TASK OBJECTIVE
Every line must be returned precisely as it is written.

PROVIDED INFORMATION
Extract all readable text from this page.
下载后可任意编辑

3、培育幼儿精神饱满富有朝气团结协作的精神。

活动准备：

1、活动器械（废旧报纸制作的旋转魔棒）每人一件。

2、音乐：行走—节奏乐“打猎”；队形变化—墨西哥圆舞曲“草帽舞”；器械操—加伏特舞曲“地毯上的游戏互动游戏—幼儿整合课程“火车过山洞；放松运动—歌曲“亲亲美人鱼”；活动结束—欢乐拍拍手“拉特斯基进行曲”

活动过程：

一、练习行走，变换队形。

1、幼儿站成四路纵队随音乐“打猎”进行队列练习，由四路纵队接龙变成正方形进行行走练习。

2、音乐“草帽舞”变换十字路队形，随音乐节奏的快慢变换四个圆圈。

WORKED SOLUTION
Extract all readable text from this page.
下载后可任意编辑

3、培育幼儿精神饱满富有朝气团结协作的精神。

活动准备：

1、活动器械（废旧报纸制作的旋转魔棒）每人一件。

2、音乐：行走—节奏乐“打猎”；队形变化—墨西哥圆舞曲“草帽舞”；器械操—加伏特舞曲“地毯上的游戏互动游戏—幼儿整合课程“火车过山洞；放松运动—歌曲“亲亲美人鱼”；活动结束—欢乐拍拍手“拉特斯基进行曲”

活动过程：

一、练习行走，变换队形。

1、幼儿站成四路纵队随音乐“打猎”进行队列练习，由四路纵队接龙变成正方形进行行走练习。

2、音乐“草帽舞”变换十字路队形，随音乐节奏的快慢变换四个圆圈。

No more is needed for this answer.